Objective
Omit all images, then return the remaining material exactly as it stands.

— Start of Recorded data —

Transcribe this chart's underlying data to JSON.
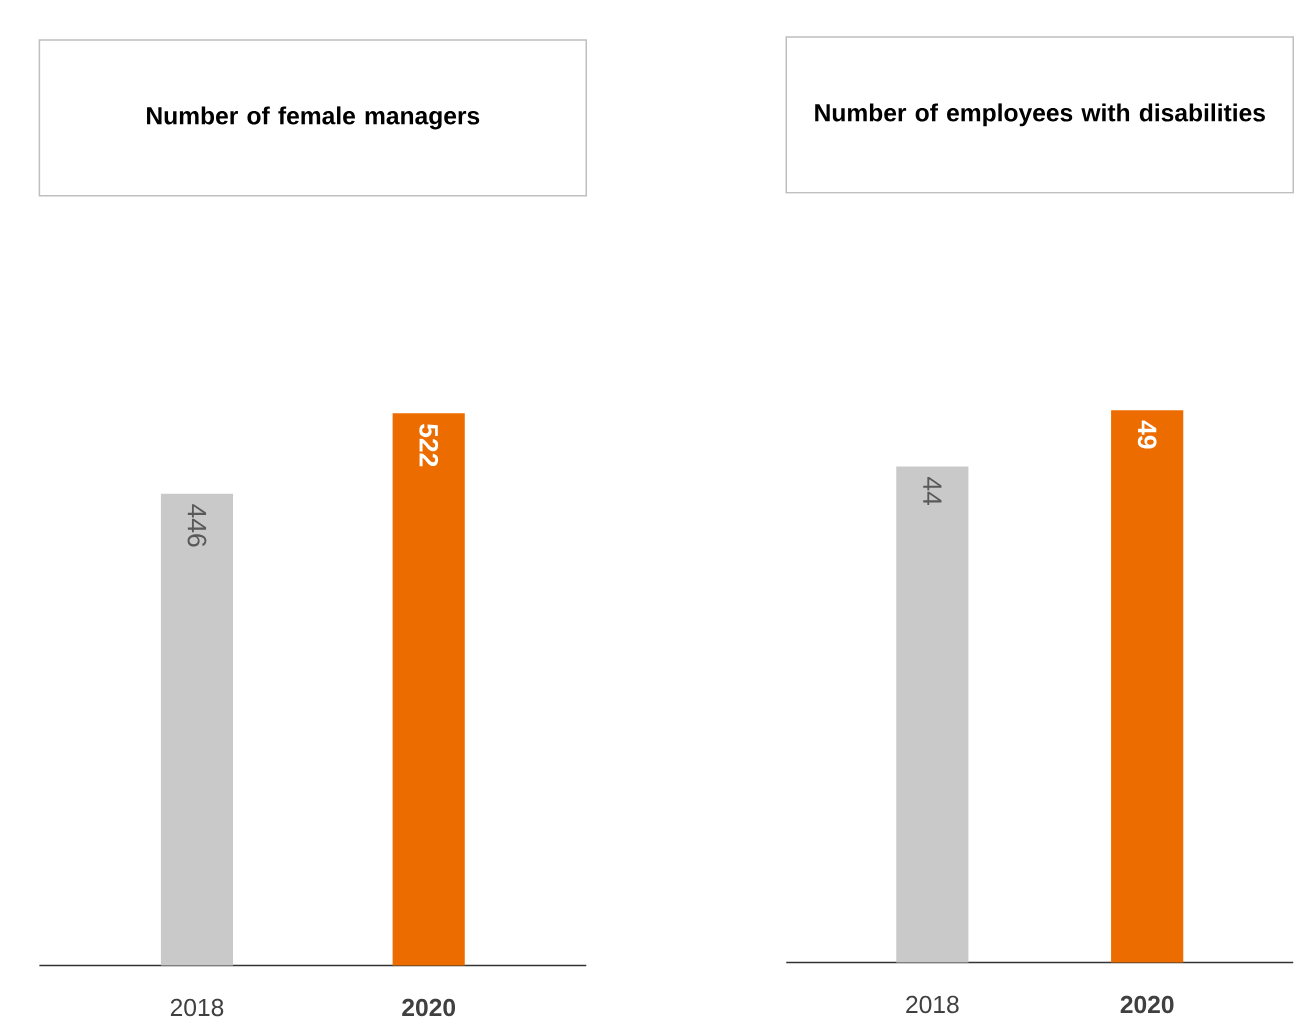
{
  "chart_data": [
    {
      "type": "bar",
      "title": "Number of female managers",
      "categories": [
        "2018",
        "**2020**"
      ],
      "values": [
        446,
        522
      ],
      "colors": [
        "#c8c9c8",
        "#ec6c00"
      ],
      "data_labels": true
    },
    {
      "type": "bar",
      "title": "Number of employees with disabilities",
      "categories": [
        "2018",
        "**2020**"
      ],
      "values": [
        44,
        49
      ],
      "colors": [
        "#c8c9c8",
        "#ec6c00"
      ],
      "data_labels": true
    }
  ]
}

— End of Recorded data —

Result of this exercise
Transcribe this chart's underlying data to JSON.
{
  "chart_data": [
    {
      "type": "bar",
      "title": "Number of female managers",
      "categories": [
        "2018",
        "**2020**"
      ],
      "values": [
        446,
        522
      ],
      "colors": [
        "#c8c9c8",
        "#ec6c00"
      ],
      "data_labels": true
    },
    {
      "type": "bar",
      "title": "Number of employees with disabilities",
      "categories": [
        "2018",
        "**2020**"
      ],
      "values": [
        44,
        49
      ],
      "colors": [
        "#c8c9c8",
        "#ec6c00"
      ],
      "data_labels": true
    }
  ]
}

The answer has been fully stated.